- _Exercise description_:
Give the number of lines in the records below that include "assalto", and nothing more.

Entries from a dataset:
#####

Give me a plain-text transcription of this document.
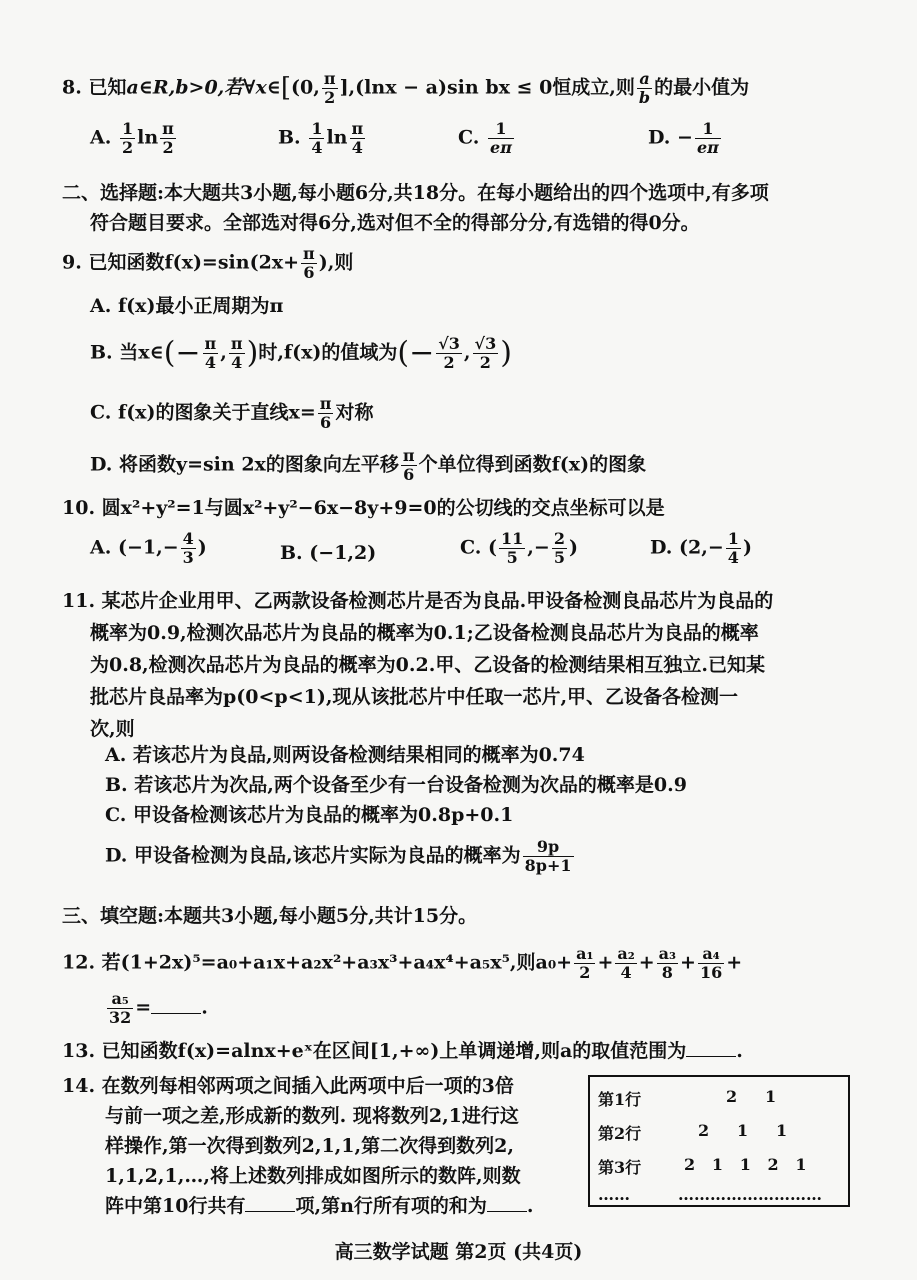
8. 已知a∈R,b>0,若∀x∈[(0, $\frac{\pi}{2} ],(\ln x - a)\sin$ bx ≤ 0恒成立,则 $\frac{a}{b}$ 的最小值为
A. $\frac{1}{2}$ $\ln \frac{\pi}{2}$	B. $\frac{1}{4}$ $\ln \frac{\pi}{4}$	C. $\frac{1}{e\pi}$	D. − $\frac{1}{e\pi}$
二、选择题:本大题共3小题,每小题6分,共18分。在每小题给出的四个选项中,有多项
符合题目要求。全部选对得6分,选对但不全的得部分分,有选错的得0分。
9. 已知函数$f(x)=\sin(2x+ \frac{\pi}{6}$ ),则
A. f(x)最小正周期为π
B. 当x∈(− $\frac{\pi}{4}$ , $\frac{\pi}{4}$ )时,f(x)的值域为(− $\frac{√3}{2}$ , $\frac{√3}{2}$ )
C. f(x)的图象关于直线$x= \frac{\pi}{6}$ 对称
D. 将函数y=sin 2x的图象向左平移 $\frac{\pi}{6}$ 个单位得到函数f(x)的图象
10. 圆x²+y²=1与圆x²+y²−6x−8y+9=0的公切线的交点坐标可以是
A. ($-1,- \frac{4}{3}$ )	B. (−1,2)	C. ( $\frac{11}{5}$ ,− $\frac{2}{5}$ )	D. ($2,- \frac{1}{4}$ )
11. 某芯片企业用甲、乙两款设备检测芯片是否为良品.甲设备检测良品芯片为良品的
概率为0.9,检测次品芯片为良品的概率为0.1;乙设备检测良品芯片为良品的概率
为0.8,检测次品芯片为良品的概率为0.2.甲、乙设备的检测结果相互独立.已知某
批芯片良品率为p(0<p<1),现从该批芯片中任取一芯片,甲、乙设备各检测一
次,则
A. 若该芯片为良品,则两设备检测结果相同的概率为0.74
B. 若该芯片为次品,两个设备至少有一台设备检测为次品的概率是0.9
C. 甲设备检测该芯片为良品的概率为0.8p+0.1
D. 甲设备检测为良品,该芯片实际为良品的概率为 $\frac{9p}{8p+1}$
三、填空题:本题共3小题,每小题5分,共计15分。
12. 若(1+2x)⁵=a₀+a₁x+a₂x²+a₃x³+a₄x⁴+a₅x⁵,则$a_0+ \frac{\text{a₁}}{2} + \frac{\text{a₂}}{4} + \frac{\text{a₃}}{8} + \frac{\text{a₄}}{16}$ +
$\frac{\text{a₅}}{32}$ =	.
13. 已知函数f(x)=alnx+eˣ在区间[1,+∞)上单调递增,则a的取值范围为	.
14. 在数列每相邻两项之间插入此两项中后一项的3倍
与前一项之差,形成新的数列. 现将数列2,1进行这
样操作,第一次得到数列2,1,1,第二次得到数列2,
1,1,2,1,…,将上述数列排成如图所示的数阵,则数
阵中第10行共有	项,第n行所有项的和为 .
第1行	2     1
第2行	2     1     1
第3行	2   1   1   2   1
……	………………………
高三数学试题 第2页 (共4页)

#####

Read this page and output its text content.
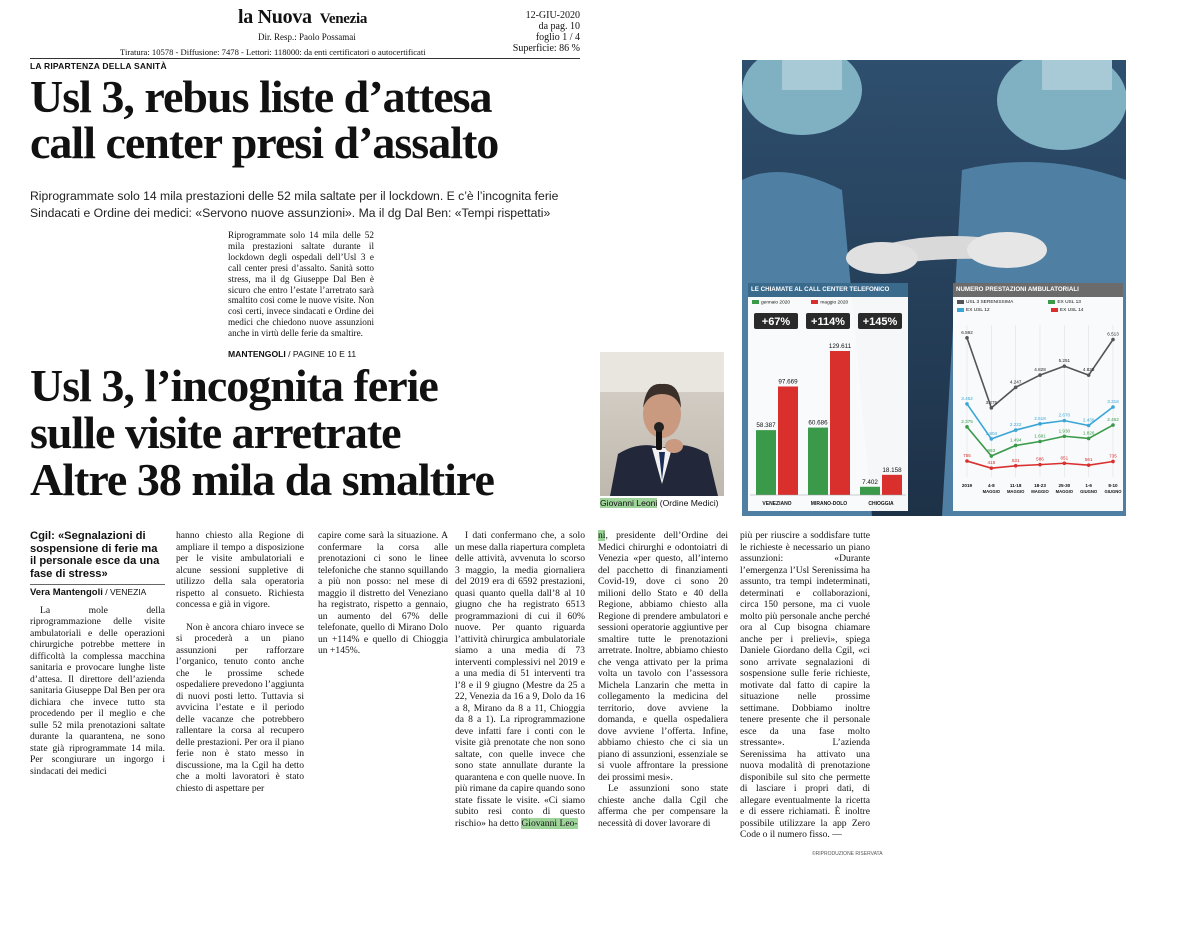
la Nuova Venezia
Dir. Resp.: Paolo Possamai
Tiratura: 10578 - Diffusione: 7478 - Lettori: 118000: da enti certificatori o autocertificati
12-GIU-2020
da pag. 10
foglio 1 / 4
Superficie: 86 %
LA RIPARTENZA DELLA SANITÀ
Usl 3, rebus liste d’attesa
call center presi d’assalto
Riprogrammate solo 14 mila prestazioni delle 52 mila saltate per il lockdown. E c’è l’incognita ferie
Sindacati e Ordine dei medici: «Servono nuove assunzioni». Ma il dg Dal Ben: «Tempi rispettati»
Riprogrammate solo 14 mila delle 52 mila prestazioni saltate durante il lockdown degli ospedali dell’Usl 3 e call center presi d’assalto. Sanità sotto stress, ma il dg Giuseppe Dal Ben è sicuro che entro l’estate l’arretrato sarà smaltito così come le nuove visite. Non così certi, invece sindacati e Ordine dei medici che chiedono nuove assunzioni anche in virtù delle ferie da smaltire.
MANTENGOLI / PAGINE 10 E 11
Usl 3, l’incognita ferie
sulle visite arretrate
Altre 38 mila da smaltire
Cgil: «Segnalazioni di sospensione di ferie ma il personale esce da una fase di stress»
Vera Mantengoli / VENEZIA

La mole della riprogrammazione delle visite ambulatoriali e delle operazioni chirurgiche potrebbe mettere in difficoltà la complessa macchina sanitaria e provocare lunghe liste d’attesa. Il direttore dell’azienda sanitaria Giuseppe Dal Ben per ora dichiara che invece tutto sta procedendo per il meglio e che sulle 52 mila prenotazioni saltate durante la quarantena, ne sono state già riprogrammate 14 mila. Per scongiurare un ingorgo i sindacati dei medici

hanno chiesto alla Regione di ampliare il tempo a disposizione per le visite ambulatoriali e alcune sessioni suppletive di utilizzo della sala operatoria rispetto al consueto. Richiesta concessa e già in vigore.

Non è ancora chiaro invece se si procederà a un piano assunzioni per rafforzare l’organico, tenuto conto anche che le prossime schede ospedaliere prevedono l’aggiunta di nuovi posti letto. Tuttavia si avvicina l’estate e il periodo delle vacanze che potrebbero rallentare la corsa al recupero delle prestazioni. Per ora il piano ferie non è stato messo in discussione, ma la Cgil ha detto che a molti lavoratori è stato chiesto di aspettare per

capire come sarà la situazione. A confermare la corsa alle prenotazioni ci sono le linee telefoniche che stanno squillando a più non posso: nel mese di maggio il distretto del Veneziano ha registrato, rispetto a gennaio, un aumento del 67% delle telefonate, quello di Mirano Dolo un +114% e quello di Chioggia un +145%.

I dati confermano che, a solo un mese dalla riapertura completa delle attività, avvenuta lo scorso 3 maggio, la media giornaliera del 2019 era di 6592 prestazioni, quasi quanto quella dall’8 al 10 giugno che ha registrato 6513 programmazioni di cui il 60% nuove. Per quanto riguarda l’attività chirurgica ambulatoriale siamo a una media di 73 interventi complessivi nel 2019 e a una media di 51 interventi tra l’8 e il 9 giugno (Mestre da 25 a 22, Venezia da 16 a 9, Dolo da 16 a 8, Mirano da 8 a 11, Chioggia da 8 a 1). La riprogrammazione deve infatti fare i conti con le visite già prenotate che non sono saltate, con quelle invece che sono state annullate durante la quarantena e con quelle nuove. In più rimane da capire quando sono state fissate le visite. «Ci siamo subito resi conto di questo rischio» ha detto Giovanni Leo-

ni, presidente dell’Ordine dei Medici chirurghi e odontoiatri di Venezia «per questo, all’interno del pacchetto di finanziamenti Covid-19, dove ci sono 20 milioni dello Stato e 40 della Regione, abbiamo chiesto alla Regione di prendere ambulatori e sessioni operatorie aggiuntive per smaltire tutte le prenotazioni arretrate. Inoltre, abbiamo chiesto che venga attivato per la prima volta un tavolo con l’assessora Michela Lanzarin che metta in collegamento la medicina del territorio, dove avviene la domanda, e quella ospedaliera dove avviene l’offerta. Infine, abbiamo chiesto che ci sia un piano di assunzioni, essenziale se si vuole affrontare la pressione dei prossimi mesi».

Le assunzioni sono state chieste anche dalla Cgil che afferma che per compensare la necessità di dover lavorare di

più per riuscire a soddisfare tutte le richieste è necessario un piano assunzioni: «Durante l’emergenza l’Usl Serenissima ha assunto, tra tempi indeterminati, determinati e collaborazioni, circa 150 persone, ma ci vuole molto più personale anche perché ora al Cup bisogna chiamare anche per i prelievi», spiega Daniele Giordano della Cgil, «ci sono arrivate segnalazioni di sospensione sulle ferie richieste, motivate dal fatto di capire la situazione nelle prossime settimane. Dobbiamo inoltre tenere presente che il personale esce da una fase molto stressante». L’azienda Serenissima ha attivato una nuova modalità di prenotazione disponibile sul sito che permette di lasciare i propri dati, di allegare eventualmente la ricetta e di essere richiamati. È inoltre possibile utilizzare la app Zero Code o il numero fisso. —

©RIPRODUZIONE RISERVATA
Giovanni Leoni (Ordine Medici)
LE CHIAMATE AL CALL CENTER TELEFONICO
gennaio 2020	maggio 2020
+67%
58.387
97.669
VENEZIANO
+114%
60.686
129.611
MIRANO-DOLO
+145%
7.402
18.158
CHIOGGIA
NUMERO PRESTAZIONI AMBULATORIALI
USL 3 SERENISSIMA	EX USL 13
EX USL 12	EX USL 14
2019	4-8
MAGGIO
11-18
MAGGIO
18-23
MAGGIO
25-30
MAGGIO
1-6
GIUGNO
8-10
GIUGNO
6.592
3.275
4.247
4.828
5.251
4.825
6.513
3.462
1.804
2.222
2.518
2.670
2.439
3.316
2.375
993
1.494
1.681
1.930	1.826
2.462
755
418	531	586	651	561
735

#####

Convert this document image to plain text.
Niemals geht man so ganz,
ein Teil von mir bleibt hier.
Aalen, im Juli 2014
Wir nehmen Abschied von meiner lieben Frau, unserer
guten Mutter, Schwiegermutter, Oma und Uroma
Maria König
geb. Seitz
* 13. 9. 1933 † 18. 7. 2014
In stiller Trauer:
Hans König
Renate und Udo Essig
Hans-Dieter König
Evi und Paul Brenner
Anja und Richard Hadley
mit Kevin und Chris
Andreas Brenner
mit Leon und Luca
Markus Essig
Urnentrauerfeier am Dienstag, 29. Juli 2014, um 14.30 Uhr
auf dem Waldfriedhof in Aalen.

#####

- _Exercise solution_:
2